▶ _GIVEN REQUEST_
Check every line of the entries for "name", and copy the lines that hold it.

▶ _DATASET ENTRIES_
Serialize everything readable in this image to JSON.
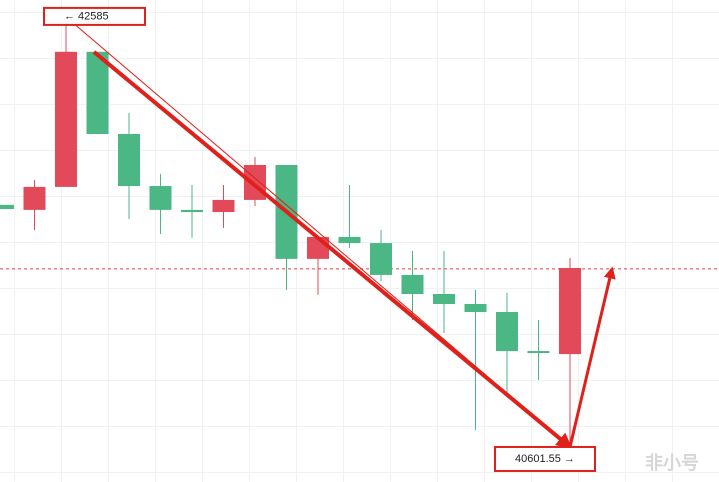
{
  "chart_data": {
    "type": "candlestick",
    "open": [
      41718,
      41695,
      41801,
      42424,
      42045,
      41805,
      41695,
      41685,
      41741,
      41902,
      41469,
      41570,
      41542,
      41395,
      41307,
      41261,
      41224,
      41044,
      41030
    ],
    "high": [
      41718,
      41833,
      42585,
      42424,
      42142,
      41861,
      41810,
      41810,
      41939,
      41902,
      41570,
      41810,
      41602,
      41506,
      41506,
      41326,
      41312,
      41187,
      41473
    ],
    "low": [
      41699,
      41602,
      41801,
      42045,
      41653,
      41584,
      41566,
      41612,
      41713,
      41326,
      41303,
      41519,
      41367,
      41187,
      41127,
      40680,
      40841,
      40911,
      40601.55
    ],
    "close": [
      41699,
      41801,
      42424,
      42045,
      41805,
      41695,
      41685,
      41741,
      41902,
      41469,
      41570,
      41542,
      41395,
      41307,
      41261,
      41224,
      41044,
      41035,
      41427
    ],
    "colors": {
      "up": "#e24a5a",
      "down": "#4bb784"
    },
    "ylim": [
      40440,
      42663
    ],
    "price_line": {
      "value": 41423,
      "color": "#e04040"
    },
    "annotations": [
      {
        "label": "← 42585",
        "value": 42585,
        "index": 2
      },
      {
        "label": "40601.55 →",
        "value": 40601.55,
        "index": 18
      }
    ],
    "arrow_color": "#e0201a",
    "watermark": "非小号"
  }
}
==
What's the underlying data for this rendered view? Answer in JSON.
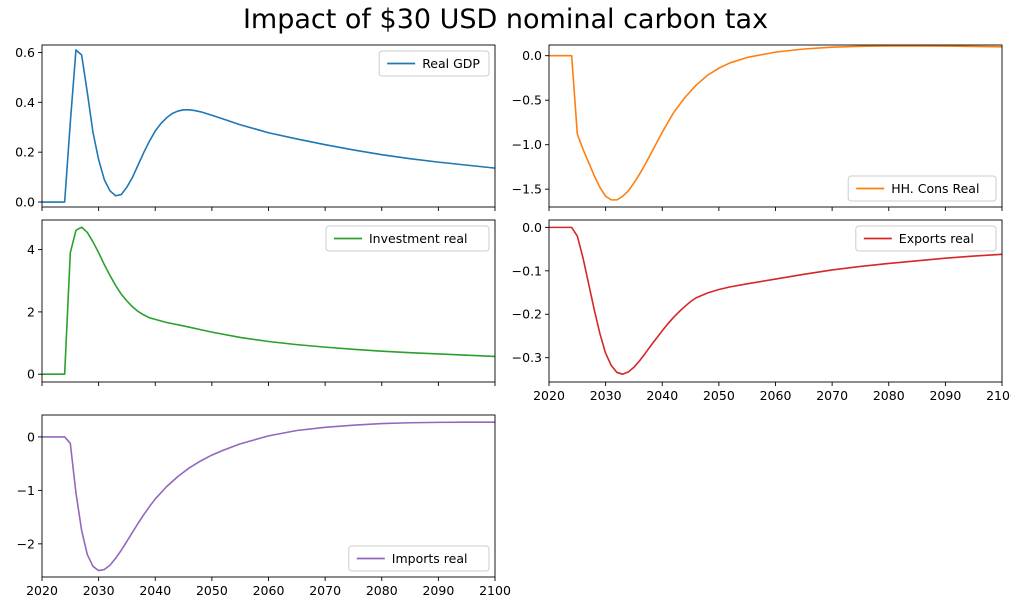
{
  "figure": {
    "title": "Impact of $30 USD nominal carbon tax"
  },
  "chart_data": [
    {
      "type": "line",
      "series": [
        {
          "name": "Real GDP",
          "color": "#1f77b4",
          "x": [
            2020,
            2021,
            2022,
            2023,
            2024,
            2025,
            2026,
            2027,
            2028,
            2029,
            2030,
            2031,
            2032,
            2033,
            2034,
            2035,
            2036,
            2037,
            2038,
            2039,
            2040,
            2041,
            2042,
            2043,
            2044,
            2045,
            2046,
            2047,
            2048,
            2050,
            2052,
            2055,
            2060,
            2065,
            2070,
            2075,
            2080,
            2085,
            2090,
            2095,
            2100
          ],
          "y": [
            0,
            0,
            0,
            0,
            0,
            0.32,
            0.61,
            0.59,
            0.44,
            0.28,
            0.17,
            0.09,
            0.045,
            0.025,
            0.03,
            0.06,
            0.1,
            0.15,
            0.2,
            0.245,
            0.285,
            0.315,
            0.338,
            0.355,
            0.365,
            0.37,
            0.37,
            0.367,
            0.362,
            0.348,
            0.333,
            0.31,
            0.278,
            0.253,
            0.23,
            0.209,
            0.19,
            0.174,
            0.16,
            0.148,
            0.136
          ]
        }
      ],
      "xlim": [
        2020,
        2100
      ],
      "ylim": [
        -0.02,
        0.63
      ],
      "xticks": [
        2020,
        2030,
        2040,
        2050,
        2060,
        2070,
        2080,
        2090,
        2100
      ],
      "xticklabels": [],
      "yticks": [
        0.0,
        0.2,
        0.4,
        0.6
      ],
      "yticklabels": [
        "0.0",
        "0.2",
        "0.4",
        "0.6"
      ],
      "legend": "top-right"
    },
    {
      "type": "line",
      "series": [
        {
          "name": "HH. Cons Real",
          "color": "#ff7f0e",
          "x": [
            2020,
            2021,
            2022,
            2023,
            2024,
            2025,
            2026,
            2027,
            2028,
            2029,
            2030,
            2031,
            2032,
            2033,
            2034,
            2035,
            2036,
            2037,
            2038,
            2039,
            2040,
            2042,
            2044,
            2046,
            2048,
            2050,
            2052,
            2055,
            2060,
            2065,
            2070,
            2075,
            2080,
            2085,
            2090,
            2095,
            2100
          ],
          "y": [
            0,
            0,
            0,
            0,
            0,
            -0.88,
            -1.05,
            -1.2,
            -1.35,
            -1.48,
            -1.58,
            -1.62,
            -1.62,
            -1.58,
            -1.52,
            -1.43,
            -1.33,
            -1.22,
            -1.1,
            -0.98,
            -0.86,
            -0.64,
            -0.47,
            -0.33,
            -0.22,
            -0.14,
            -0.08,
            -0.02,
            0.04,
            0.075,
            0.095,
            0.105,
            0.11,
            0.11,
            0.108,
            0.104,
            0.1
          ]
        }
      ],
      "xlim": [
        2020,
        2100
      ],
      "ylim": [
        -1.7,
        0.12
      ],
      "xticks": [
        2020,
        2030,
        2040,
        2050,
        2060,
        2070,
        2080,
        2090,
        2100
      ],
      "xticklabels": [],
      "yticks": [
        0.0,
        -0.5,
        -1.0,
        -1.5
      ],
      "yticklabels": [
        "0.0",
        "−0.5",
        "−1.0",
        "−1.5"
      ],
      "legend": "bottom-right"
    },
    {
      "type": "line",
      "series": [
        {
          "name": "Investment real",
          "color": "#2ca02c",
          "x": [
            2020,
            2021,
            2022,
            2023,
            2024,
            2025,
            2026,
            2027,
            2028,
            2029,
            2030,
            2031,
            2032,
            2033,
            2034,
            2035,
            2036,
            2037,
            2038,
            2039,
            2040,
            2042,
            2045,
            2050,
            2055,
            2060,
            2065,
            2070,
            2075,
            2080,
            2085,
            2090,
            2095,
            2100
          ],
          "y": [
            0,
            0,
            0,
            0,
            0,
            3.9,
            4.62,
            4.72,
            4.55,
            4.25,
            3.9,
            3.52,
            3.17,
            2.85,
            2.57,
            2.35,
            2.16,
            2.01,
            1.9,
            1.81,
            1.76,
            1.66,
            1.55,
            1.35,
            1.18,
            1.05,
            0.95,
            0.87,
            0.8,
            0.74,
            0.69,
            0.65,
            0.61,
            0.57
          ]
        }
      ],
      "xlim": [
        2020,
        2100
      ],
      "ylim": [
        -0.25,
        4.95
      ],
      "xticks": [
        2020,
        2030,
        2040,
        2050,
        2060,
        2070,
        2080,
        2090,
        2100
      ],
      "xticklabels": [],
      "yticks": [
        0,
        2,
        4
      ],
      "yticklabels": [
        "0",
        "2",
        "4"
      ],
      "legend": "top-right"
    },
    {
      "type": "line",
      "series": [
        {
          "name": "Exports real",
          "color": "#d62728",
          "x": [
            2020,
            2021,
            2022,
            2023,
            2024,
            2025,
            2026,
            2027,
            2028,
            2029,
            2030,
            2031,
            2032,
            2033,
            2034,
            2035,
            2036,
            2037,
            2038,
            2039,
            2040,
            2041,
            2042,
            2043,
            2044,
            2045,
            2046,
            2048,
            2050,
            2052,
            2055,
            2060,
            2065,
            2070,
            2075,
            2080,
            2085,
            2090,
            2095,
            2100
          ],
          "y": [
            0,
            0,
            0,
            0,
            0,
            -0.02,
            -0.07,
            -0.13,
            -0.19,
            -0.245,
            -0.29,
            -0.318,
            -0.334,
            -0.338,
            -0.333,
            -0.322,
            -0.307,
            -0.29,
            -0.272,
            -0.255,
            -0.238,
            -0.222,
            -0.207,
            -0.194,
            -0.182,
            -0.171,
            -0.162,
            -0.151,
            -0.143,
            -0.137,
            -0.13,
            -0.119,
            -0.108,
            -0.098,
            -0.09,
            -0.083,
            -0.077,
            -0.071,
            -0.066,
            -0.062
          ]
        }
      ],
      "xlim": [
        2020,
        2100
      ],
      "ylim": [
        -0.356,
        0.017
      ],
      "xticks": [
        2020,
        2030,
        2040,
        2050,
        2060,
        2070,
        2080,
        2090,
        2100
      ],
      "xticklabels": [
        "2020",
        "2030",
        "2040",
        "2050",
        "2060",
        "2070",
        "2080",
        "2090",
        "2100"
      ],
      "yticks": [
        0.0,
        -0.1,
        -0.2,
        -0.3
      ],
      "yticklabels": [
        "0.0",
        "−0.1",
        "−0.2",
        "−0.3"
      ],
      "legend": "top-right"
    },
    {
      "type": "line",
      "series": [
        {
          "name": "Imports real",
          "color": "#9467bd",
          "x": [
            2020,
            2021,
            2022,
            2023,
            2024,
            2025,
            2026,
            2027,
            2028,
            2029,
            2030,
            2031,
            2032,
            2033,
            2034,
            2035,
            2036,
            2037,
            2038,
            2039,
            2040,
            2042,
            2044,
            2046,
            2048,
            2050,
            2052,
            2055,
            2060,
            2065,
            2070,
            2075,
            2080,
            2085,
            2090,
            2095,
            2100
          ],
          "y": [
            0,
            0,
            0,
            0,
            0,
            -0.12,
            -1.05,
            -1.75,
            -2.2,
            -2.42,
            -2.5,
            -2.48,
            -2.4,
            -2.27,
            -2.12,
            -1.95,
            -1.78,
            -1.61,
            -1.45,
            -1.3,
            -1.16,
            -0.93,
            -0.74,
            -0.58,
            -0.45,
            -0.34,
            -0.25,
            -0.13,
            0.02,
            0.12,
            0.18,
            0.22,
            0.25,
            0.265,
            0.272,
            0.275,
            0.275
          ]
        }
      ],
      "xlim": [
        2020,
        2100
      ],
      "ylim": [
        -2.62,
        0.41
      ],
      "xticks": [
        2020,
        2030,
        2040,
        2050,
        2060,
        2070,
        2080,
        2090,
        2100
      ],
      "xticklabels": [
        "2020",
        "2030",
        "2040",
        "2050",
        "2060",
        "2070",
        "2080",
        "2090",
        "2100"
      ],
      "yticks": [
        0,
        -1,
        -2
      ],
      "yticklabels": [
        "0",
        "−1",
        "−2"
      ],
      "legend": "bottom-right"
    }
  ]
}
--
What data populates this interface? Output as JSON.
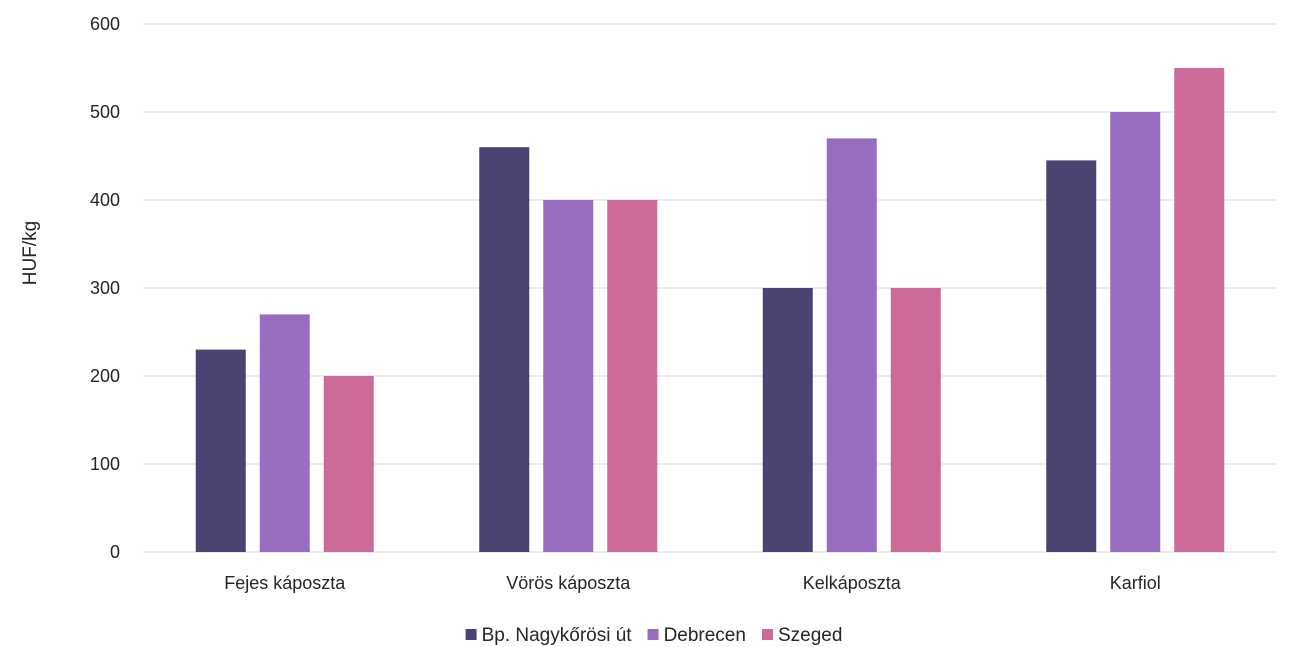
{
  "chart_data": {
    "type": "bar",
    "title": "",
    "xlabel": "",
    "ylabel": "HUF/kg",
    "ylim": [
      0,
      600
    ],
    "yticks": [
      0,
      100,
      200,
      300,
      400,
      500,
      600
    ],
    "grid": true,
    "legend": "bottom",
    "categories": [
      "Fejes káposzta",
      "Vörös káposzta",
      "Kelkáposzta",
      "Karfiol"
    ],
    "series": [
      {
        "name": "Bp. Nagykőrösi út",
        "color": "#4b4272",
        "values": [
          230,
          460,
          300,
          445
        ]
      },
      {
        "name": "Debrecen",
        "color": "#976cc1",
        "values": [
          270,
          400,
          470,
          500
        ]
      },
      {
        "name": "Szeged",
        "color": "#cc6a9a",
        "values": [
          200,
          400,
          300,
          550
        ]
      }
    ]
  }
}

▶ _PROBLEM SOLUTION_
          "name": "Real GDP",
          "name": "HH. Cons Real",
          "name": "Investment real",
          "name": "Exports real",
          "name": "Imports real",
        "name": "Bp. Nagykőrösi út",
        "name": "Debrecen",
        "name": "Szeged",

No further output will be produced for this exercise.